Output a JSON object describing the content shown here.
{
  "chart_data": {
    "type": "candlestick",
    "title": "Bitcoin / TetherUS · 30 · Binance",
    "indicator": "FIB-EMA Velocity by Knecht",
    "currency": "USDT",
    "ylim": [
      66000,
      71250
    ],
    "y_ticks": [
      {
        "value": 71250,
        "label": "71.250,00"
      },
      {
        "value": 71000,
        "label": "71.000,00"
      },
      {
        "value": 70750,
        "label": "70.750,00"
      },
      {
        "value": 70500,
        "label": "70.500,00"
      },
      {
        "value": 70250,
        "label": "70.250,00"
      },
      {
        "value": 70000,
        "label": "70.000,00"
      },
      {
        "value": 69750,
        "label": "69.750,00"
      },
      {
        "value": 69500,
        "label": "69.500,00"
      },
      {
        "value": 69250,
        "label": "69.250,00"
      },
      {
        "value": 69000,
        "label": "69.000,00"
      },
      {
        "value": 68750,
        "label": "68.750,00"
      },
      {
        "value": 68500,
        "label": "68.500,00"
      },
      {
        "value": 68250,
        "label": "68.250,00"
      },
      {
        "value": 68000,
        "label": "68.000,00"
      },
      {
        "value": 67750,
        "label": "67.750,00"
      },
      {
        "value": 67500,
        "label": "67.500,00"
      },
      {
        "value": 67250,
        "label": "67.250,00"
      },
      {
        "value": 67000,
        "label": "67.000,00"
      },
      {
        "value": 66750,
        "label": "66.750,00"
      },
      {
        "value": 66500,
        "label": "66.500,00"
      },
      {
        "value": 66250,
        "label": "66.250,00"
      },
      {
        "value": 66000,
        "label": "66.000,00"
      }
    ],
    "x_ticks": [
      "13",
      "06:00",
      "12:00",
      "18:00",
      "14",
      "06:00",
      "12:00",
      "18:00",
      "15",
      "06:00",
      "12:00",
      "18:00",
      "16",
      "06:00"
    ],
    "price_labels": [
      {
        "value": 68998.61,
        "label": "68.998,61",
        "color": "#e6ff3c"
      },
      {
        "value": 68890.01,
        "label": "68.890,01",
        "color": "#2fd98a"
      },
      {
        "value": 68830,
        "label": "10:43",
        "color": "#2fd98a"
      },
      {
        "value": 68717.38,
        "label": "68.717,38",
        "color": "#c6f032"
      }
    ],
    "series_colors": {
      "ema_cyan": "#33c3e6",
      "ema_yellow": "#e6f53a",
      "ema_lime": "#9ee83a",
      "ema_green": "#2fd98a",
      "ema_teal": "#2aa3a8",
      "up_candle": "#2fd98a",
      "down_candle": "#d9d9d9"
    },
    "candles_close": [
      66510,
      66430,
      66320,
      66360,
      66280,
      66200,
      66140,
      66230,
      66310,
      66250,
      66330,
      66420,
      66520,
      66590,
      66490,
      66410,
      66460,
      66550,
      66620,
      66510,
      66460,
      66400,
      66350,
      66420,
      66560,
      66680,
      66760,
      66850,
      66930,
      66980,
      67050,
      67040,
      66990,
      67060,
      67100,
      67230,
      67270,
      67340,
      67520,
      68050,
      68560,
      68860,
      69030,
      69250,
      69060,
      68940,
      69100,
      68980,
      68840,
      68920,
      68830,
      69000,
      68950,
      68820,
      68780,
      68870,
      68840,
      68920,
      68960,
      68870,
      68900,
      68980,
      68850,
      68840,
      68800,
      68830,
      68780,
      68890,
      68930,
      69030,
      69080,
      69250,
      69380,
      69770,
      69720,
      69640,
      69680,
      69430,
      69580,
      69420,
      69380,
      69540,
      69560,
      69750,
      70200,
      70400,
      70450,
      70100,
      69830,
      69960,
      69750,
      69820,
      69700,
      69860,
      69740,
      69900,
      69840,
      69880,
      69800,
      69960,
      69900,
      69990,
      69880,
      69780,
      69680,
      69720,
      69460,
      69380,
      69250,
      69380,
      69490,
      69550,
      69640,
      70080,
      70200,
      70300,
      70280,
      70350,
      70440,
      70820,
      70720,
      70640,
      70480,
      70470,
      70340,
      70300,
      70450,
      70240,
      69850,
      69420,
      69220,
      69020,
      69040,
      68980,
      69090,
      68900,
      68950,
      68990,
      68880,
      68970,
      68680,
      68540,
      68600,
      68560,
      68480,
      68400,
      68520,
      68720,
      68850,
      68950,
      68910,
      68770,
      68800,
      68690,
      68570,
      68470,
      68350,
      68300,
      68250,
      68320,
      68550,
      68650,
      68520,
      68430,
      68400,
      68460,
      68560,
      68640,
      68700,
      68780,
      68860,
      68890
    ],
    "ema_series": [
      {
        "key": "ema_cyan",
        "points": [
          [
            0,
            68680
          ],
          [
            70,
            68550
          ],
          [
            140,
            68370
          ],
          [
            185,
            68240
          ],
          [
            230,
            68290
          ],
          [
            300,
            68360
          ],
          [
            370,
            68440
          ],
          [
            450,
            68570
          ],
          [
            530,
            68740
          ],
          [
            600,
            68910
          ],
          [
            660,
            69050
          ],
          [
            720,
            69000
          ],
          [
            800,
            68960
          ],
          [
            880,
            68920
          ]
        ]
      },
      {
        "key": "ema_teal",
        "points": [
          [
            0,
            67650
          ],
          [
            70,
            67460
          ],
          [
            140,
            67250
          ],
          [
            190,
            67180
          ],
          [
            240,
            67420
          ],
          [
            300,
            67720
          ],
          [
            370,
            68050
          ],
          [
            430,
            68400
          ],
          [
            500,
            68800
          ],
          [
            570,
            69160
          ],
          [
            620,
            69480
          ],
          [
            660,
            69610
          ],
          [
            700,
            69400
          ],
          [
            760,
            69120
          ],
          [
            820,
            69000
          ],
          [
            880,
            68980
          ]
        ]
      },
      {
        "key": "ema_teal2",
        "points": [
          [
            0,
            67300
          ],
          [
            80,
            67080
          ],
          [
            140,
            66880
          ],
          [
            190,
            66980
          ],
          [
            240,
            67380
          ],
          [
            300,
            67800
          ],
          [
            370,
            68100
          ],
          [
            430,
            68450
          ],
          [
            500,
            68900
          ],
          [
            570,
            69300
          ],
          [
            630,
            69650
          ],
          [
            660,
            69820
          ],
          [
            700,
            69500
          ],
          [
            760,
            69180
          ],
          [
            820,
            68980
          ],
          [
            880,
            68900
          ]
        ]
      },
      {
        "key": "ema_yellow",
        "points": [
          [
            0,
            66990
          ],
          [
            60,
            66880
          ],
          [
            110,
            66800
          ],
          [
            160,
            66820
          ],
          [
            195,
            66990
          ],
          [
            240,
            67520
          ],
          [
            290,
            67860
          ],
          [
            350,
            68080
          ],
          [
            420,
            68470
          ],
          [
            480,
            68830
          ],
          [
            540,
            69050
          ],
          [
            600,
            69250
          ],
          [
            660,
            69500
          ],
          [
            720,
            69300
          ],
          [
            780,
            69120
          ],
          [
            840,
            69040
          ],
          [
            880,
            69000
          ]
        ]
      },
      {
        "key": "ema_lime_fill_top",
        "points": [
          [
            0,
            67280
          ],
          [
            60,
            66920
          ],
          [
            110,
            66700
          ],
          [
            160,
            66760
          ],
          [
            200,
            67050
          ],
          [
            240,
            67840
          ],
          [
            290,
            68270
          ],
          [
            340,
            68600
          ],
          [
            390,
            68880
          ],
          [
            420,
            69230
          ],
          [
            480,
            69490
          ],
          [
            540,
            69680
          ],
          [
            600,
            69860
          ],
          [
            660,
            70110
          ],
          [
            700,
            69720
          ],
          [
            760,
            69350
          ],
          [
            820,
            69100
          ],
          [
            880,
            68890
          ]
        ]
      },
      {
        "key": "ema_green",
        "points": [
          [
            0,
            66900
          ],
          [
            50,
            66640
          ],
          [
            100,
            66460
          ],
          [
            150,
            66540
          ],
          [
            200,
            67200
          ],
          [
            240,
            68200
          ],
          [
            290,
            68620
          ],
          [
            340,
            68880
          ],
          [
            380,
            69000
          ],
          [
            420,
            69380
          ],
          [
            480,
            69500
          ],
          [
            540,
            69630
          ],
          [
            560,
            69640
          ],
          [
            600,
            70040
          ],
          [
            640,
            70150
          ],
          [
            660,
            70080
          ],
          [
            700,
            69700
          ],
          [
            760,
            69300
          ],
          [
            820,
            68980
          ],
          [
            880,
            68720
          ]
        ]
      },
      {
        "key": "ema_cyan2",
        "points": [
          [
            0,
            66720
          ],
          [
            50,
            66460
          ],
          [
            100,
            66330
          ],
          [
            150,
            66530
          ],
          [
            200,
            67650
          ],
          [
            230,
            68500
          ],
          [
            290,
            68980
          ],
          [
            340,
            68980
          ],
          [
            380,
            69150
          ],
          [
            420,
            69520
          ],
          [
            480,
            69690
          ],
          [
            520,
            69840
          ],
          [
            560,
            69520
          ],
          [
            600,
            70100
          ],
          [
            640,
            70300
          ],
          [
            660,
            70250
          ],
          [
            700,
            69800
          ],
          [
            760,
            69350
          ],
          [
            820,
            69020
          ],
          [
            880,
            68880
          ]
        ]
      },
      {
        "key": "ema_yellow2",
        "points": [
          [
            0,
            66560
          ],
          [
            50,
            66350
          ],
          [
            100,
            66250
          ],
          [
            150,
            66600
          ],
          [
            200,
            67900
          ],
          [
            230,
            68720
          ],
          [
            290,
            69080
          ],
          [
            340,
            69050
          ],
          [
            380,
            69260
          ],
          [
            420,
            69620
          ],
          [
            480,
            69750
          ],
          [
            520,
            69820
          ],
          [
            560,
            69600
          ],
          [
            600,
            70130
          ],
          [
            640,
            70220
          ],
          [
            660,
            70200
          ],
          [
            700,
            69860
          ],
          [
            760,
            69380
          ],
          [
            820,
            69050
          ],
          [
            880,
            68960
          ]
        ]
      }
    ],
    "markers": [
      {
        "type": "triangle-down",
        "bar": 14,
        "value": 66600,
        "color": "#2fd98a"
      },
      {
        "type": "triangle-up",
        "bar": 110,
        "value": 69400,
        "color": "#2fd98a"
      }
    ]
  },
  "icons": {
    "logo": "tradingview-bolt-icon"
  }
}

◆ ◆ ◆

*TASK TO COMPLETE*
Count each line with "type" in it and report that figure by itself.

*TASK RESULT*
3